Do this:
Print each of the following records verbatim, reproducing every line without any change.

Items:
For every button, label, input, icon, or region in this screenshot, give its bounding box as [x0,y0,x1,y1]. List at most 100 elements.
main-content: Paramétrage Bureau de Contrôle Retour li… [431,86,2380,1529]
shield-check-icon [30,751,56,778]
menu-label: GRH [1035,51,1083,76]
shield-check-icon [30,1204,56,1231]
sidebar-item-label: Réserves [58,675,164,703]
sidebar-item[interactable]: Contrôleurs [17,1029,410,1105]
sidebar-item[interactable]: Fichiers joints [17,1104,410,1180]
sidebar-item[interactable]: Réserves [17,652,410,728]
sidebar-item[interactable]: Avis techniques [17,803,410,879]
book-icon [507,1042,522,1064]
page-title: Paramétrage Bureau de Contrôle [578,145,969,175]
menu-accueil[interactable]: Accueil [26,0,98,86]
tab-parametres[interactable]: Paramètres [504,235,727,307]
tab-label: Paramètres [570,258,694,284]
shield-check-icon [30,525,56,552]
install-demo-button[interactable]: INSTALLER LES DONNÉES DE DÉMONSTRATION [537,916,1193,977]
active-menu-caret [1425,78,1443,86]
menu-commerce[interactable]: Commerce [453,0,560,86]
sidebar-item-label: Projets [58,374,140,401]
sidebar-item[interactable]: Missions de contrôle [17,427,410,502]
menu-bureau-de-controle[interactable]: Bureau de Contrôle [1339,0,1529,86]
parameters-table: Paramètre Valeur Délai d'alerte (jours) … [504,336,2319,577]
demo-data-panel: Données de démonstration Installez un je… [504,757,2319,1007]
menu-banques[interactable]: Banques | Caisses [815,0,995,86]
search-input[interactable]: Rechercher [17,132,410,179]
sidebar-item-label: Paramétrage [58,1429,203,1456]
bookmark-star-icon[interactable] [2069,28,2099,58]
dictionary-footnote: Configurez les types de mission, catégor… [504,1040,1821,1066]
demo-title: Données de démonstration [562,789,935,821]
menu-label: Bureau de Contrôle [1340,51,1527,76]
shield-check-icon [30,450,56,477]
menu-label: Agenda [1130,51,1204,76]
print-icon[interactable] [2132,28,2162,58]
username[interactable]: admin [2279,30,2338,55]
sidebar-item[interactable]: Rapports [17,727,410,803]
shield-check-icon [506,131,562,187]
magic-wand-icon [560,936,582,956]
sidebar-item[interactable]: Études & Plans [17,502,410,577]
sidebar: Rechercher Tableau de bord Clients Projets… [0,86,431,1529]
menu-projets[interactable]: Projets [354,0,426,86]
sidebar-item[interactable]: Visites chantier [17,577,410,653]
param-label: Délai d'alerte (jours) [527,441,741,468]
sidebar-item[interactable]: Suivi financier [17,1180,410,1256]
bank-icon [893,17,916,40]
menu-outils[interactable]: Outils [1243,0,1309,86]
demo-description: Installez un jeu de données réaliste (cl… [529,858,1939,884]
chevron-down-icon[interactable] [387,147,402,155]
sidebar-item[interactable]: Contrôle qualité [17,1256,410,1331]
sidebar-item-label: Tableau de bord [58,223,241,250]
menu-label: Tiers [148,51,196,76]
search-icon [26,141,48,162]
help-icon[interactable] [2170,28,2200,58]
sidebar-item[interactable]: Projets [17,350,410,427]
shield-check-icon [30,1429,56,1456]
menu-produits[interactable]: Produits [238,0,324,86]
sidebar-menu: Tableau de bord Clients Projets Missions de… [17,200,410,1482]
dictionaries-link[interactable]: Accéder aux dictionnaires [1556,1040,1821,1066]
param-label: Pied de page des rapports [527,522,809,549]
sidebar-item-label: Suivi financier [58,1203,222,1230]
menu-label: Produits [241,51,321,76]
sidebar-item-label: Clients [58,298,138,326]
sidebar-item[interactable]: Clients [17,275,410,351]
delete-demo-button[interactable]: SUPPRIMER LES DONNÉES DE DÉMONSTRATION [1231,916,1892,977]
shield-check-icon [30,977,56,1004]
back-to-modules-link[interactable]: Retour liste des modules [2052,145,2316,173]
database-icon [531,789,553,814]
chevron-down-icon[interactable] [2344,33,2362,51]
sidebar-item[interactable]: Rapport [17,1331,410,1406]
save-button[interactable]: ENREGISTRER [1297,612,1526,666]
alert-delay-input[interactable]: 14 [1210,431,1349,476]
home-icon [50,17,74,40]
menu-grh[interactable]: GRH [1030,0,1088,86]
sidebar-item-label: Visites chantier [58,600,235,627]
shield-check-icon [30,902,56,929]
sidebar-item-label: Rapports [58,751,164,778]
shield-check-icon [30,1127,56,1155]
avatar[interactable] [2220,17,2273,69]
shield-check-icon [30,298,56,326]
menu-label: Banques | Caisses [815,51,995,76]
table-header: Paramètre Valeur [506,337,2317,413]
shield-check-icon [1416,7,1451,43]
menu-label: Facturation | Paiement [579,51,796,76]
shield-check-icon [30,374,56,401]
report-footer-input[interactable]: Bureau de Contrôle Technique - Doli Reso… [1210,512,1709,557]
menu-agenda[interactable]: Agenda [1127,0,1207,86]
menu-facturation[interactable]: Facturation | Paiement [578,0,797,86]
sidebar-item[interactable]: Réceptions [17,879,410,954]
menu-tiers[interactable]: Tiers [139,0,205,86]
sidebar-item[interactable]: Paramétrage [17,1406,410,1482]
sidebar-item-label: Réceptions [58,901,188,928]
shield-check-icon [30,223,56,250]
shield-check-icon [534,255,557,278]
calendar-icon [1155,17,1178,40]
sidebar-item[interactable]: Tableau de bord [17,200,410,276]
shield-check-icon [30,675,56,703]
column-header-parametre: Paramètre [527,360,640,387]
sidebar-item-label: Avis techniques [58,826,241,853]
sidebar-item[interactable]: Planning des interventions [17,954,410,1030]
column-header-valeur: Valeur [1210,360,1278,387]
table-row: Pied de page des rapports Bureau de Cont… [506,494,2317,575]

Solution for this exercise:
For every button, label, input, icon, or region in this screenshot, give its bounding box as [x0,y0,x1,y1]. List at most 100 elements.
main-content: Paramétrage Bureau de Contrôle Retour li… [431,86,2380,1529]
shield-check-icon [30,751,56,778]
menu-label: GRH [1035,51,1083,76]
shield-check-icon [30,1204,56,1231]
sidebar-item-label: Réserves [58,675,164,703]
sidebar-item[interactable]: Contrôleurs [17,1029,410,1105]
sidebar-item[interactable]: Fichiers joints [17,1104,410,1180]
sidebar-item[interactable]: Réserves [17,652,410,728]
sidebar-item[interactable]: Avis techniques [17,803,410,879]
book-icon [507,1042,522,1064]
page-title: Paramétrage Bureau de Contrôle [578,145,969,175]
menu-accueil[interactable]: Accueil [26,0,98,86]
tab-parametres[interactable]: Paramètres [504,235,727,307]
tab-label: Paramètres [570,258,694,284]
shield-check-icon [30,525,56,552]
install-demo-button[interactable]: INSTALLER LES DONNÉES DE DÉMONSTRATION [537,916,1193,977]
active-menu-caret [1425,78,1443,86]
menu-commerce[interactable]: Commerce [453,0,560,86]
sidebar-item-label: Projets [58,374,140,401]
sidebar-item[interactable]: Missions de contrôle [17,427,410,502]
menu-bureau-de-controle[interactable]: Bureau de Contrôle [1339,0,1529,86]
parameters-table: Paramètre Valeur Délai d'alerte (jours) … [504,336,2319,577]
demo-data-panel: Données de démonstration Installez un je… [504,757,2319,1007]
menu-banques[interactable]: Banques | Caisses [815,0,995,86]
search-input[interactable]: Rechercher [17,132,410,179]
sidebar-item-label: Paramétrage [58,1429,203,1456]
bookmark-star-icon[interactable] [2069,28,2099,58]
dictionary-footnote: Configurez les types de mission, catégor… [504,1040,1821,1066]
demo-title: Données de démonstration [562,789,935,821]
menu-label: Bureau de Contrôle [1340,51,1527,76]
shield-check-icon [30,450,56,477]
menu-label: Agenda [1130,51,1204,76]
print-icon[interactable] [2132,28,2162,58]
username[interactable]: admin [2279,30,2338,55]
sidebar-item[interactable]: Rapports [17,727,410,803]
shield-check-icon [506,131,562,187]
magic-wand-icon [560,936,582,956]
sidebar-item[interactable]: Études & Plans [17,502,410,577]
sidebar: Rechercher Tableau de bord Clients Projets… [0,86,431,1529]
menu-projets[interactable]: Projets [354,0,426,86]
sidebar-item[interactable]: Visites chantier [17,577,410,653]
param-label: Délai d'alerte (jours) [527,441,741,468]
sidebar-item[interactable]: Suivi financier [17,1180,410,1256]
bank-icon [893,17,916,40]
menu-outils[interactable]: Outils [1243,0,1309,86]
demo-description: Installez un jeu de données réaliste (cl… [529,858,1939,884]
chevron-down-icon[interactable] [387,147,402,155]
sidebar-item[interactable]: Contrôle qualité [17,1256,410,1331]
sidebar-item-label: Tableau de bord [58,223,241,250]
menu-label: Tiers [148,51,196,76]
search-icon [26,141,48,162]
help-icon[interactable] [2170,28,2200,58]
sidebar-item[interactable]: Projets [17,350,410,427]
shield-check-icon [30,1429,56,1456]
menu-produits[interactable]: Produits [238,0,324,86]
sidebar-menu: Tableau de bord Clients Projets Missions de… [17,200,410,1482]
dictionaries-link[interactable]: Accéder aux dictionnaires [1556,1040,1821,1066]
param-label: Pied de page des rapports [527,522,809,549]
sidebar-item-label: Suivi financier [58,1203,222,1230]
menu-label: Produits [241,51,321,76]
sidebar-item-label: Clients [58,298,138,326]
sidebar-item[interactable]: Clients [17,275,410,351]
delete-demo-button[interactable]: SUPPRIMER LES DONNÉES DE DÉMONSTRATION [1231,916,1892,977]
shield-check-icon [30,977,56,1004]
back-to-modules-link[interactable]: Retour liste des modules [2052,145,2316,173]
database-icon [531,789,553,814]
chevron-down-icon[interactable] [2344,33,2362,51]
sidebar-item[interactable]: Rapport [17,1331,410,1406]
save-button[interactable]: ENREGISTRER [1297,612,1526,666]
alert-delay-input[interactable]: 14 [1210,431,1349,476]
home-icon [50,17,74,40]
menu-grh[interactable]: GRH [1030,0,1088,86]
sidebar-item-label: Visites chantier [58,600,235,627]
shield-check-icon [30,902,56,929]
sidebar-item-label: Rapports [58,751,164,778]
shield-check-icon [30,1127,56,1155]
avatar[interactable] [2220,17,2273,69]
shield-check-icon [30,298,56,326]
menu-label: Banques | Caisses [815,51,995,76]
table-header: Paramètre Valeur [506,337,2317,413]
shield-check-icon [1416,7,1451,43]
menu-label: Facturation | Paiement [579,51,796,76]
shield-check-icon [30,374,56,401]
report-footer-input[interactable]: Bureau de Contrôle Technique - Doli Reso… [1210,512,1709,557]
menu-agenda[interactable]: Agenda [1127,0,1207,86]
menu-facturation[interactable]: Facturation | Paiement [578,0,797,86]
sidebar-item[interactable]: Réceptions [17,879,410,954]
menu-tiers[interactable]: Tiers [139,0,205,86]
sidebar-item[interactable]: Paramétrage [17,1406,410,1482]
sidebar-item-label: Réceptions [58,901,188,928]
shield-check-icon [30,223,56,250]
shield-check-icon [534,255,557,278]
calendar-icon [1155,17,1178,40]
sidebar-item[interactable]: Tableau de bord [17,200,410,276]
shield-check-icon [30,675,56,703]
column-header-parametre: Paramètre [527,360,640,387]
sidebar-item-label: Avis techniques [58,826,241,853]
sidebar-item[interactable]: Planning des interventions [17,954,410,1030]
column-header-valeur: Valeur [1210,360,1278,387]
table-row: Pied de page des rapports Bureau de Cont… [506,494,2317,575]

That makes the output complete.